(Dataset rows)

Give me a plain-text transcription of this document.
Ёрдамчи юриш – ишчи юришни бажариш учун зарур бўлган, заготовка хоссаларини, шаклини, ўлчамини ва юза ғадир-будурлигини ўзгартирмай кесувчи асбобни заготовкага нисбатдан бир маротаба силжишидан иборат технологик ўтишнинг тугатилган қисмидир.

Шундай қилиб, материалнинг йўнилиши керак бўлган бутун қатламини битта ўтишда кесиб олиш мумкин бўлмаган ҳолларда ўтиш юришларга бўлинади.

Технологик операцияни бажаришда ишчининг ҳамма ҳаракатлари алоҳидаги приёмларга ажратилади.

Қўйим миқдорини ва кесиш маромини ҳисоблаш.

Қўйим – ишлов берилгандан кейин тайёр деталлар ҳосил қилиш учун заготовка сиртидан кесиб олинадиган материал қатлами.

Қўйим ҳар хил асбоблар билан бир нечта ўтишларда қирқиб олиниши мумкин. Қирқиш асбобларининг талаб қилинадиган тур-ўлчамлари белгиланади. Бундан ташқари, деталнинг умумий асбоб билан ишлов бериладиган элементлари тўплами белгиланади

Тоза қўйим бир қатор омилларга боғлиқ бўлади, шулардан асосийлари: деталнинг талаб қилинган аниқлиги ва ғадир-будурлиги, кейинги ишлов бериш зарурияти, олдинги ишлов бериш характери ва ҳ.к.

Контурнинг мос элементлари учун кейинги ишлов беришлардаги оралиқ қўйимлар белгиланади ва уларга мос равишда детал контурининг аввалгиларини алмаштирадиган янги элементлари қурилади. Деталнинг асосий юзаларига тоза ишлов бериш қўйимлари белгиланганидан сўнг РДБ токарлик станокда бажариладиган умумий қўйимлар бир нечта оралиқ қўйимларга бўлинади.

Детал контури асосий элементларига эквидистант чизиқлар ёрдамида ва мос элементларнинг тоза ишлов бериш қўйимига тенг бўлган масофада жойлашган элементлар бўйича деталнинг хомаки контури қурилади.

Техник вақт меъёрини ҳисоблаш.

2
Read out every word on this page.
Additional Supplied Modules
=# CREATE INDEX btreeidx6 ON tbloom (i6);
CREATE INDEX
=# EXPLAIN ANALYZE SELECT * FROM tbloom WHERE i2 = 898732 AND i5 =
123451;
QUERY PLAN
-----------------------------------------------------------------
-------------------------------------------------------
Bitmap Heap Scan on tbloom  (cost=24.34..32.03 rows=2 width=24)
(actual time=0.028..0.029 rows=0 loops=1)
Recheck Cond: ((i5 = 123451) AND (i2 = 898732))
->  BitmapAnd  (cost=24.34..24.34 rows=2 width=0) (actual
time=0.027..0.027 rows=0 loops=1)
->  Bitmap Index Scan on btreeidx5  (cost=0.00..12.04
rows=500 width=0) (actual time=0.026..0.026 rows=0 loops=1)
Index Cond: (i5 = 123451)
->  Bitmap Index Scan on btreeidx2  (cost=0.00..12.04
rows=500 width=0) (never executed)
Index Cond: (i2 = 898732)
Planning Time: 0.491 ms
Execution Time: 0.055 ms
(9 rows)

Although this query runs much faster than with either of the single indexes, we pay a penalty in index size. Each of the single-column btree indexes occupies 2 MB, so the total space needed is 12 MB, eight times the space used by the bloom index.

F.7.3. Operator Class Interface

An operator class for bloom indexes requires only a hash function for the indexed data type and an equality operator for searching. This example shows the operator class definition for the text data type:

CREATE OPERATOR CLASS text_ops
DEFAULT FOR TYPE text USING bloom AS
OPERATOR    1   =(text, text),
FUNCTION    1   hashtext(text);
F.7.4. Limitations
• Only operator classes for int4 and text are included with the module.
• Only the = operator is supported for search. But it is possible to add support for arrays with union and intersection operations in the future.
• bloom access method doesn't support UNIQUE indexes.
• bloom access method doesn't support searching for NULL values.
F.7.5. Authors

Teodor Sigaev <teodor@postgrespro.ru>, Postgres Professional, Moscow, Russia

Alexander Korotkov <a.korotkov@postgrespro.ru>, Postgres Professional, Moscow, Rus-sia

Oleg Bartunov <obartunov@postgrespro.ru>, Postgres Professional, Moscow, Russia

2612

Problem to solve: Extract every line above that contains the word "cost".

Solution for this exercise:
Bitmap Heap Scan on tbloom  (cost=24.34..32.03 rows=2 width=24)
->  BitmapAnd  (cost=24.34..24.34 rows=2 width=0) (actual
->  Bitmap Index Scan on btreeidx5  (cost=0.00..12.04
->  Bitmap Index Scan on btreeidx2  (cost=0.00..12.04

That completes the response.